Start of Record excerpts

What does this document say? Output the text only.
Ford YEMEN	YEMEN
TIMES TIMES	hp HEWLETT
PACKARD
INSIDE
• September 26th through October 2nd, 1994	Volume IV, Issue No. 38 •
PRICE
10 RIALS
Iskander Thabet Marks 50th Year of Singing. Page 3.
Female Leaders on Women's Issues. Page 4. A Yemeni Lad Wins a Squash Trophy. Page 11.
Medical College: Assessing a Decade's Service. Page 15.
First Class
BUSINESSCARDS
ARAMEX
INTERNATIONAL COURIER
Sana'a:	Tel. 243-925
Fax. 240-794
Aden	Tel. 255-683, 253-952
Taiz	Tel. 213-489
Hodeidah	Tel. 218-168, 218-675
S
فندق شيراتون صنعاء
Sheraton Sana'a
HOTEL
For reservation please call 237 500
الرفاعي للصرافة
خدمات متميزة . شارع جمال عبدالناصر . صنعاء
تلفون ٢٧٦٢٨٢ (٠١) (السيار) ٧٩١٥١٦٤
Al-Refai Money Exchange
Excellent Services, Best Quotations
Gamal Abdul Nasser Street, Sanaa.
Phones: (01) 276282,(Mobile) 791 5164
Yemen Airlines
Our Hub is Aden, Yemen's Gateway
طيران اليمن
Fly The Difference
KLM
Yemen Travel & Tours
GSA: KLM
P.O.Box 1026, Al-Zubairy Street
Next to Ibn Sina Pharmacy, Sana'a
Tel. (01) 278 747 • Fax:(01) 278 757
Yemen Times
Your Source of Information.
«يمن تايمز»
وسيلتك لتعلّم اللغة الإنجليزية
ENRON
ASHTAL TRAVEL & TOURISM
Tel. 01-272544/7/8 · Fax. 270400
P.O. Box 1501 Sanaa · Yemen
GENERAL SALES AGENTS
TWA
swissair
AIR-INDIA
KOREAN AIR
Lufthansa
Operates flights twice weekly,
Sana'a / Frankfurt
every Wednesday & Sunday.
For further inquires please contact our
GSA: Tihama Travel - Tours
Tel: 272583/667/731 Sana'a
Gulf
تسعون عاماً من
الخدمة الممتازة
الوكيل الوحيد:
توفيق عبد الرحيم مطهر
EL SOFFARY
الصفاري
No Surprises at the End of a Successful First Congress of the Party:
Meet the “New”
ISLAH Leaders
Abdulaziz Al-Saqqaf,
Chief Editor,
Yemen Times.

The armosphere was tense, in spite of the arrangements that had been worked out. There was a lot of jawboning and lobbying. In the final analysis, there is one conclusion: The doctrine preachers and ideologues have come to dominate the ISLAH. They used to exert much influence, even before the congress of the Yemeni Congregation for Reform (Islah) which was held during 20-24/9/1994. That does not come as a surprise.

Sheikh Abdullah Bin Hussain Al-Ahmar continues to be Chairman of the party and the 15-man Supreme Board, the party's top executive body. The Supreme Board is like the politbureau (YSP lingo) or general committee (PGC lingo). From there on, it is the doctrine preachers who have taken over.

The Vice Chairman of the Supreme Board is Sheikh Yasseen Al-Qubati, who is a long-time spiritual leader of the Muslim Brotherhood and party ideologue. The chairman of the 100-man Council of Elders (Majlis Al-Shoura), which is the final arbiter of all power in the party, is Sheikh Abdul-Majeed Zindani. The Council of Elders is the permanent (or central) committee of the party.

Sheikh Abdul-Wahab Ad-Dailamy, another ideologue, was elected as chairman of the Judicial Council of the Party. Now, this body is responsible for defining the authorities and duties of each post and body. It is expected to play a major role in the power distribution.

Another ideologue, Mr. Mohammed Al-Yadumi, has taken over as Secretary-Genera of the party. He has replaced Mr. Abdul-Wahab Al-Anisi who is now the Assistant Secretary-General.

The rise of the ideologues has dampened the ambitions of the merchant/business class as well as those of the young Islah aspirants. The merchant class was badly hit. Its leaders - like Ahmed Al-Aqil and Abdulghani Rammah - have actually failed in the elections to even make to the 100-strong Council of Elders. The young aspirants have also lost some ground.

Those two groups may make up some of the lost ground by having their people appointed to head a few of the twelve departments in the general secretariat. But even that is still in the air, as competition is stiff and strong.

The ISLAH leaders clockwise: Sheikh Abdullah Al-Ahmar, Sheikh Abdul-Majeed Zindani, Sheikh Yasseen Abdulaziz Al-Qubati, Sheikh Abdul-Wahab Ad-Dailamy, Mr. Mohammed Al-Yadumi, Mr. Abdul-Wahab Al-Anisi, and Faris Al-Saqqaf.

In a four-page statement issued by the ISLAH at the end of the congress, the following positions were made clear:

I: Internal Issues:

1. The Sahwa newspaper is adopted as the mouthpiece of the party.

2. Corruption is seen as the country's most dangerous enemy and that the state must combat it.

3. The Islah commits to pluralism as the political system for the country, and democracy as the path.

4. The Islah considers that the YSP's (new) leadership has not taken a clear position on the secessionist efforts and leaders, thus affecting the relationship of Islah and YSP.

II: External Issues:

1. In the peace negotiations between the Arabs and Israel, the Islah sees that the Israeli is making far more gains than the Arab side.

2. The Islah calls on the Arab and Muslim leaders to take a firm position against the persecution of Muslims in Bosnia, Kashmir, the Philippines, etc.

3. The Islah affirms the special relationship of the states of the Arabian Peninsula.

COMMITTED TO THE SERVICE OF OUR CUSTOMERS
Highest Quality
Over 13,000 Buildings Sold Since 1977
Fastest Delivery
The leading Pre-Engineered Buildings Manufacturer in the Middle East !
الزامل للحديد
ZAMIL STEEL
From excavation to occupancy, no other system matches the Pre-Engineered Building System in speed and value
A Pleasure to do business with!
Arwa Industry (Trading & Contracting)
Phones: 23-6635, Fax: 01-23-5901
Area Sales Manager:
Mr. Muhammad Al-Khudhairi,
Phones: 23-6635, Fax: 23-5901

End of Record excerpts

Repeat every line of the material exactly as given.

What does this document say? Output the text only.
Ford YEMEN	YEMEN
TIMES TIMES	hp HEWLETT
PACKARD
INSIDE
• September 26th through October 2nd, 1994	Volume IV, Issue No. 38 •
PRICE
10 RIALS
Iskander Thabet Marks 50th Year of Singing. Page 3.
Female Leaders on Women's Issues. Page 4. A Yemeni Lad Wins a Squash Trophy. Page 11.
Medical College: Assessing a Decade's Service. Page 15.
First Class
BUSINESSCARDS
ARAMEX
INTERNATIONAL COURIER
Sana'a:	Tel. 243-925
Fax. 240-794
Aden	Tel. 255-683, 253-952
Taiz	Tel. 213-489
Hodeidah	Tel. 218-168, 218-675
S
فندق شيراتون صنعاء
Sheraton Sana'a
HOTEL
For reservation please call 237 500
الرفاعي للصرافة
خدمات متميزة . شارع جمال عبدالناصر . صنعاء
تلفون ٢٧٦٢٨٢ (٠١) (السيار) ٧٩١٥١٦٤
Al-Refai Money Exchange
Excellent Services, Best Quotations
Gamal Abdul Nasser Street, Sanaa.
Phones: (01) 276282,(Mobile) 791 5164
Yemen Airlines
Our Hub is Aden, Yemen's Gateway
طيران اليمن
Fly The Difference
KLM
Yemen Travel & Tours
GSA: KLM
P.O.Box 1026, Al-Zubairy Street
Next to Ibn Sina Pharmacy, Sana'a
Tel. (01) 278 747 • Fax:(01) 278 757
Yemen Times
Your Source of Information.
«يمن تايمز»
وسيلتك لتعلّم اللغة الإنجليزية
ENRON
ASHTAL TRAVEL & TOURISM
Tel. 01-272544/7/8 · Fax. 270400
P.O. Box 1501 Sanaa · Yemen
GENERAL SALES AGENTS
TWA
swissair
AIR-INDIA
KOREAN AIR
Lufthansa
Operates flights twice weekly,
Sana'a / Frankfurt
every Wednesday & Sunday.
For further inquires please contact our
GSA: Tihama Travel - Tours
Tel: 272583/667/731 Sana'a
Gulf
تسعون عاماً من
الخدمة الممتازة
الوكيل الوحيد:
توفيق عبد الرحيم مطهر
EL SOFFARY
الصفاري
No Surprises at the End of a Successful First Congress of the Party:
Meet the “New”
ISLAH Leaders
Abdulaziz Al-Saqqaf,
Chief Editor,
Yemen Times.

The armosphere was tense, in spite of the arrangements that had been worked out. There was a lot of jawboning and lobbying. In the final analysis, there is one conclusion: The doctrine preachers and ideologues have come to dominate the ISLAH. They used to exert much influence, even before the congress of the Yemeni Congregation for Reform (Islah) which was held during 20-24/9/1994. That does not come as a surprise.

Sheikh Abdullah Bin Hussain Al-Ahmar continues to be Chairman of the party and the 15-man Supreme Board, the party's top executive body. The Supreme Board is like the politbureau (YSP lingo) or general committee (PGC lingo). From there on, it is the doctrine preachers who have taken over.

The Vice Chairman of the Supreme Board is Sheikh Yasseen Al-Qubati, who is a long-time spiritual leader of the Muslim Brotherhood and party ideologue. The chairman of the 100-man Council of Elders (Majlis Al-Shoura), which is the final arbiter of all power in the party, is Sheikh Abdul-Majeed Zindani. The Council of Elders is the permanent (or central) committee of the party.

Sheikh Abdul-Wahab Ad-Dailamy, another ideologue, was elected as chairman of the Judicial Council of the Party. Now, this body is responsible for defining the authorities and duties of each post and body. It is expected to play a major role in the power distribution.

Another ideologue, Mr. Mohammed Al-Yadumi, has taken over as Secretary-Genera of the party. He has replaced Mr. Abdul-Wahab Al-Anisi who is now the Assistant Secretary-General.

The rise of the ideologues has dampened the ambitions of the merchant/business class as well as those of the young Islah aspirants. The merchant class was badly hit. Its leaders - like Ahmed Al-Aqil and Abdulghani Rammah - have actually failed in the elections to even make to the 100-strong Council of Elders. The young aspirants have also lost some ground.

Those two groups may make up some of the lost ground by having their people appointed to head a few of the twelve departments in the general secretariat. But even that is still in the air, as competition is stiff and strong.

The ISLAH leaders clockwise: Sheikh Abdullah Al-Ahmar, Sheikh Abdul-Majeed Zindani, Sheikh Yasseen Abdulaziz Al-Qubati, Sheikh Abdul-Wahab Ad-Dailamy, Mr. Mohammed Al-Yadumi, Mr. Abdul-Wahab Al-Anisi, and Faris Al-Saqqaf.

In a four-page statement issued by the ISLAH at the end of the congress, the following positions were made clear:

I: Internal Issues:

1. The Sahwa newspaper is adopted as the mouthpiece of the party.

2. Corruption is seen as the country's most dangerous enemy and that the state must combat it.

3. The Islah commits to pluralism as the political system for the country, and democracy as the path.

4. The Islah considers that the YSP's (new) leadership has not taken a clear position on the secessionist efforts and leaders, thus affecting the relationship of Islah and YSP.

II: External Issues:

1. In the peace negotiations between the Arabs and Israel, the Islah sees that the Israeli is making far more gains than the Arab side.

2. The Islah calls on the Arab and Muslim leaders to take a firm position against the persecution of Muslims in Bosnia, Kashmir, the Philippines, etc.

3. The Islah affirms the special relationship of the states of the Arabian Peninsula.

COMMITTED TO THE SERVICE OF OUR CUSTOMERS
Highest Quality
Over 13,000 Buildings Sold Since 1977
Fastest Delivery
The leading Pre-Engineered Buildings Manufacturer in the Middle East !
الزامل للحديد
ZAMIL STEEL
From excavation to occupancy, no other system matches the Pre-Engineered Building System in speed and value
A Pleasure to do business with!
Arwa Industry (Trading & Contracting)
Phones: 23-6635, Fax: 01-23-5901
Area Sales Manager:
Mr. Muhammad Al-Khudhairi,
Phones: 23-6635, Fax: 23-5901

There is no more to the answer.